Output the entries verbatim, including every line.
--- Start of RECORD EXCERPTS ---
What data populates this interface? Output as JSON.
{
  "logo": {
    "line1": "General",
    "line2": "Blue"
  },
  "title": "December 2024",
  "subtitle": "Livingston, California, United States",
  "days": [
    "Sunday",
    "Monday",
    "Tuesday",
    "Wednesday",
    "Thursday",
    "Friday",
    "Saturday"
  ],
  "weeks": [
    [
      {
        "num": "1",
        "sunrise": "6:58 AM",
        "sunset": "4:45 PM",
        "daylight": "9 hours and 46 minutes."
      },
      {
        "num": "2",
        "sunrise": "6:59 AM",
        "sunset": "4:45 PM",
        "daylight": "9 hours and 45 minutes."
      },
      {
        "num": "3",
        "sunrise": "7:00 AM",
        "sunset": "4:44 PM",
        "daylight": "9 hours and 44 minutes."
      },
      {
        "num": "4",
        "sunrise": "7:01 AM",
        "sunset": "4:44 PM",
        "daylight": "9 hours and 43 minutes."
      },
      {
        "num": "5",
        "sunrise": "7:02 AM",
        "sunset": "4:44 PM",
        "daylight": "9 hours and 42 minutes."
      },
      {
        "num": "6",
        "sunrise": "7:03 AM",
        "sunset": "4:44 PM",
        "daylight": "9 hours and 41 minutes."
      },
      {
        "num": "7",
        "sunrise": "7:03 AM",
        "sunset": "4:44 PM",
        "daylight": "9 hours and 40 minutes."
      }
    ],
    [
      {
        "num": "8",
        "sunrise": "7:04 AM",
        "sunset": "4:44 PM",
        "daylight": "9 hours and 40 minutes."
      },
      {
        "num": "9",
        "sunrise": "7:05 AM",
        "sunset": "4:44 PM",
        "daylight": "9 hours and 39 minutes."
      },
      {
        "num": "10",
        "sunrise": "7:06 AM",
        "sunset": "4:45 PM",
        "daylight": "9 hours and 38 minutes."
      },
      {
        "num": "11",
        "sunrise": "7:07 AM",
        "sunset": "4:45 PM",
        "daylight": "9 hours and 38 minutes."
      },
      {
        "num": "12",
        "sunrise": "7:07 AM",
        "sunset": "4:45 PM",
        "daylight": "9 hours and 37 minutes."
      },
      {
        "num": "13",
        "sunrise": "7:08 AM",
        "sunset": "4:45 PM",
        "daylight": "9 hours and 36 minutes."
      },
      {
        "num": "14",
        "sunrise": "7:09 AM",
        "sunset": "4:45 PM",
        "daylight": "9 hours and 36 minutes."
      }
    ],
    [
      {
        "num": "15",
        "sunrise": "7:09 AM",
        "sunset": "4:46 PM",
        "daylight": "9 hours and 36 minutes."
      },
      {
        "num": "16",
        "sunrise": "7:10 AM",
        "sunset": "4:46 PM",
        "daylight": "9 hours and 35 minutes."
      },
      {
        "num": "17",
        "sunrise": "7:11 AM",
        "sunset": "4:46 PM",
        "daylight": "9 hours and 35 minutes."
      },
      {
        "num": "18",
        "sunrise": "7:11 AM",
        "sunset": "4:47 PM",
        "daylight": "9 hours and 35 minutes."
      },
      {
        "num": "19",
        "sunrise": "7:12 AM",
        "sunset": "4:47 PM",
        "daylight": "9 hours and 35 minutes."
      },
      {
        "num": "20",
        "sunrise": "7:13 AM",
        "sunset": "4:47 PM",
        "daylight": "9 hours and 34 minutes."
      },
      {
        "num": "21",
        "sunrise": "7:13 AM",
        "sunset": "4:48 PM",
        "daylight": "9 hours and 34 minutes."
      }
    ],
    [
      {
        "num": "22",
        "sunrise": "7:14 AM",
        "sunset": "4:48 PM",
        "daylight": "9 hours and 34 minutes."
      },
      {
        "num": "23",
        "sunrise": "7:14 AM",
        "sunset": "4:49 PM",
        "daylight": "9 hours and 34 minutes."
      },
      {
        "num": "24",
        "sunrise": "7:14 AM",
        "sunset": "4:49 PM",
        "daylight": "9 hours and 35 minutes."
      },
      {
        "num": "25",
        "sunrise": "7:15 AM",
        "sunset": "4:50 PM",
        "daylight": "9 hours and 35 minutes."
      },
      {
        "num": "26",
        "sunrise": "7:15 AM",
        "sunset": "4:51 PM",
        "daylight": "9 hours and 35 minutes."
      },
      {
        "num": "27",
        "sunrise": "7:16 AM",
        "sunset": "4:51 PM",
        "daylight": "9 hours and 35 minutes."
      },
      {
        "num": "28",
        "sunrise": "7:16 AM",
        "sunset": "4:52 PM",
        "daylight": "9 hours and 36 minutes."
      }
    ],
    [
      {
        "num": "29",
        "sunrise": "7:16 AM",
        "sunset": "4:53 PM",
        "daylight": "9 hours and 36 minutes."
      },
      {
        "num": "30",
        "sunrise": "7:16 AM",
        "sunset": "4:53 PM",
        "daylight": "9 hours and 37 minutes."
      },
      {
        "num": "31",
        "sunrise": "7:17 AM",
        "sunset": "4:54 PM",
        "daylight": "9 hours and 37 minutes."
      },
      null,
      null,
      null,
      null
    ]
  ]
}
--- End of RECORD EXCERPTS ---
FULL SOLUTION:
What data populates this interface? Output as JSON.
{
  "logo": {
    "line1": "General",
    "line2": "Blue"
  },
  "title": "December 2024",
  "subtitle": "Livingston, California, United States",
  "days": [
    "Sunday",
    "Monday",
    "Tuesday",
    "Wednesday",
    "Thursday",
    "Friday",
    "Saturday"
  ],
  "weeks": [
    [
      {
        "num": "1",
        "sunrise": "6:58 AM",
        "sunset": "4:45 PM",
        "daylight": "9 hours and 46 minutes."
      },
      {
        "num": "2",
        "sunrise": "6:59 AM",
        "sunset": "4:45 PM",
        "daylight": "9 hours and 45 minutes."
      },
      {
        "num": "3",
        "sunrise": "7:00 AM",
        "sunset": "4:44 PM",
        "daylight": "9 hours and 44 minutes."
      },
      {
        "num": "4",
        "sunrise": "7:01 AM",
        "sunset": "4:44 PM",
        "daylight": "9 hours and 43 minutes."
      },
      {
        "num": "5",
        "sunrise": "7:02 AM",
        "sunset": "4:44 PM",
        "daylight": "9 hours and 42 minutes."
      },
      {
        "num": "6",
        "sunrise": "7:03 AM",
        "sunset": "4:44 PM",
        "daylight": "9 hours and 41 minutes."
      },
      {
        "num": "7",
        "sunrise": "7:03 AM",
        "sunset": "4:44 PM",
        "daylight": "9 hours and 40 minutes."
      }
    ],
    [
      {
        "num": "8",
        "sunrise": "7:04 AM",
        "sunset": "4:44 PM",
        "daylight": "9 hours and 40 minutes."
      },
      {
        "num": "9",
        "sunrise": "7:05 AM",
        "sunset": "4:44 PM",
        "daylight": "9 hours and 39 minutes."
      },
      {
        "num": "10",
        "sunrise": "7:06 AM",
        "sunset": "4:45 PM",
        "daylight": "9 hours and 38 minutes."
      },
      {
        "num": "11",
        "sunrise": "7:07 AM",
        "sunset": "4:45 PM",
        "daylight": "9 hours and 38 minutes."
      },
      {
        "num": "12",
        "sunrise": "7:07 AM",
        "sunset": "4:45 PM",
        "daylight": "9 hours and 37 minutes."
      },
      {
        "num": "13",
        "sunrise": "7:08 AM",
        "sunset": "4:45 PM",
        "daylight": "9 hours and 36 minutes."
      },
      {
        "num": "14",
        "sunrise": "7:09 AM",
        "sunset": "4:45 PM",
        "daylight": "9 hours and 36 minutes."
      }
    ],
    [
      {
        "num": "15",
        "sunrise": "7:09 AM",
        "sunset": "4:46 PM",
        "daylight": "9 hours and 36 minutes."
      },
      {
        "num": "16",
        "sunrise": "7:10 AM",
        "sunset": "4:46 PM",
        "daylight": "9 hours and 35 minutes."
      },
      {
        "num": "17",
        "sunrise": "7:11 AM",
        "sunset": "4:46 PM",
        "daylight": "9 hours and 35 minutes."
      },
      {
        "num": "18",
        "sunrise": "7:11 AM",
        "sunset": "4:47 PM",
        "daylight": "9 hours and 35 minutes."
      },
      {
        "num": "19",
        "sunrise": "7:12 AM",
        "sunset": "4:47 PM",
        "daylight": "9 hours and 35 minutes."
      },
      {
        "num": "20",
        "sunrise": "7:13 AM",
        "sunset": "4:47 PM",
        "daylight": "9 hours and 34 minutes."
      },
      {
        "num": "21",
        "sunrise": "7:13 AM",
        "sunset": "4:48 PM",
        "daylight": "9 hours and 34 minutes."
      }
    ],
    [
      {
        "num": "22",
        "sunrise": "7:14 AM",
        "sunset": "4:48 PM",
        "daylight": "9 hours and 34 minutes."
      },
      {
        "num": "23",
        "sunrise": "7:14 AM",
        "sunset": "4:49 PM",
        "daylight": "9 hours and 34 minutes."
      },
      {
        "num": "24",
        "sunrise": "7:14 AM",
        "sunset": "4:49 PM",
        "daylight": "9 hours and 35 minutes."
      },
      {
        "num": "25",
        "sunrise": "7:15 AM",
        "sunset": "4:50 PM",
        "daylight": "9 hours and 35 minutes."
      },
      {
        "num": "26",
        "sunrise": "7:15 AM",
        "sunset": "4:51 PM",
        "daylight": "9 hours and 35 minutes."
      },
      {
        "num": "27",
        "sunrise": "7:16 AM",
        "sunset": "4:51 PM",
        "daylight": "9 hours and 35 minutes."
      },
      {
        "num": "28",
        "sunrise": "7:16 AM",
        "sunset": "4:52 PM",
        "daylight": "9 hours and 36 minutes."
      }
    ],
    [
      {
        "num": "29",
        "sunrise": "7:16 AM",
        "sunset": "4:53 PM",
        "daylight": "9 hours and 36 minutes."
      },
      {
        "num": "30",
        "sunrise": "7:16 AM",
        "sunset": "4:53 PM",
        "daylight": "9 hours and 37 minutes."
      },
      {
        "num": "31",
        "sunrise": "7:17 AM",
        "sunset": "4:54 PM",
        "daylight": "9 hours and 37 minutes."
      },
      null,
      null,
      null,
      null
    ]
  ]
}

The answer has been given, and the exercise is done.